[Start of PROVIDED ENTRIES]
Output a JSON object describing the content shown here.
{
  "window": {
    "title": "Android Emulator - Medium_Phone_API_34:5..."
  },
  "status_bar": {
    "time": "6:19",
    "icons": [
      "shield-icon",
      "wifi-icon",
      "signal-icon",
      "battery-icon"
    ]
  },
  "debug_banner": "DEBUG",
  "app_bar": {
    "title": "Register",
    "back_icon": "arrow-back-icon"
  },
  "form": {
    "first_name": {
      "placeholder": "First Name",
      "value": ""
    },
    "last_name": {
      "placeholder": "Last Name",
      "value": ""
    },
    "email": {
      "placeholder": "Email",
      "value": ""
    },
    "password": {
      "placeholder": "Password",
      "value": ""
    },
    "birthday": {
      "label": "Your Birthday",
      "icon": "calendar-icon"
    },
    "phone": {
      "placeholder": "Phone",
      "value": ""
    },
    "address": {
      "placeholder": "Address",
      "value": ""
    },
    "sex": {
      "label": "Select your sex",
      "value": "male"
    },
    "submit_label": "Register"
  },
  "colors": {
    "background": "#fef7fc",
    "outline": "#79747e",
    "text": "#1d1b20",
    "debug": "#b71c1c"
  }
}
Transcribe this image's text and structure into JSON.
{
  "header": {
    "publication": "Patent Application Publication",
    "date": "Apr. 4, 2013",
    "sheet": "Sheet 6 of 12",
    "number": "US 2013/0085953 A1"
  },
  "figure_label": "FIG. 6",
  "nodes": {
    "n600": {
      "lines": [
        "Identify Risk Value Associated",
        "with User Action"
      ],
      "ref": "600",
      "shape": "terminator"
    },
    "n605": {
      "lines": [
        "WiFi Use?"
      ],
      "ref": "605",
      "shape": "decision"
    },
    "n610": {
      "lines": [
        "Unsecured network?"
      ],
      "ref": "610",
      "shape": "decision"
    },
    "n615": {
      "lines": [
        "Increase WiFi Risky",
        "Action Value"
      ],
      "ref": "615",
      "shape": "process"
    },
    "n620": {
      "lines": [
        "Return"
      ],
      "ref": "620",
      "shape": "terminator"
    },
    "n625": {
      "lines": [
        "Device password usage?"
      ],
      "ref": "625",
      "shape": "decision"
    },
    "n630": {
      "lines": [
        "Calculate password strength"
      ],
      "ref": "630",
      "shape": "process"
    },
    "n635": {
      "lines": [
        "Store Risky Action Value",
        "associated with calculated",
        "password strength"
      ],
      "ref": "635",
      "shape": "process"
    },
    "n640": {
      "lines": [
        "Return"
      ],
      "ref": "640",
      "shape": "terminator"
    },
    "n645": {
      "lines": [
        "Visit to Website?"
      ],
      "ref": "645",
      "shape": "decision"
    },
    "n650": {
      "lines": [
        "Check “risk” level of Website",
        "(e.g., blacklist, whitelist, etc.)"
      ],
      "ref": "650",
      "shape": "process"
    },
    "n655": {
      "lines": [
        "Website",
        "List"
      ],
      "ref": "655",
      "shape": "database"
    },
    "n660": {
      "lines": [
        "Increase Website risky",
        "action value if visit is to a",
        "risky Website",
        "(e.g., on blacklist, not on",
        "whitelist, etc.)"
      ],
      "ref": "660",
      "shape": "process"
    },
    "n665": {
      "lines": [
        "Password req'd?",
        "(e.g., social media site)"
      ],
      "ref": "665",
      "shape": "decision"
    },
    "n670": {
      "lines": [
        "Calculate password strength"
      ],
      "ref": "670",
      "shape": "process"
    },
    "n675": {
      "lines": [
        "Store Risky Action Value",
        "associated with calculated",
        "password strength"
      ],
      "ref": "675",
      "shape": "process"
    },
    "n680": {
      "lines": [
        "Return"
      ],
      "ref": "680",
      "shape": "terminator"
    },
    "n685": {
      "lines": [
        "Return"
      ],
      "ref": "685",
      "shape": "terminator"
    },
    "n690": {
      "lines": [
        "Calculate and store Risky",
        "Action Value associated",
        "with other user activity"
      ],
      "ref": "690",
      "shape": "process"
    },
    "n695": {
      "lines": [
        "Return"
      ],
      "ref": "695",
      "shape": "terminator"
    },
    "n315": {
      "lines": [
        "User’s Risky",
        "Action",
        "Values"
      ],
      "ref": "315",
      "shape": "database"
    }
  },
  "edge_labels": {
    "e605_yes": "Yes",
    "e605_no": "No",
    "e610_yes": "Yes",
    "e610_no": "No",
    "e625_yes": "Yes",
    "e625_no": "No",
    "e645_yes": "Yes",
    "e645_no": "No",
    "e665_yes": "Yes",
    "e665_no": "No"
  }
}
[End of PROVIDED ENTRIES]
Return each line that includes "blacklist".

**OUTPUT OF THE TASK**
        "(e.g., blacklist, whitelist, etc.)"
        "(e.g., on blacklist, not on",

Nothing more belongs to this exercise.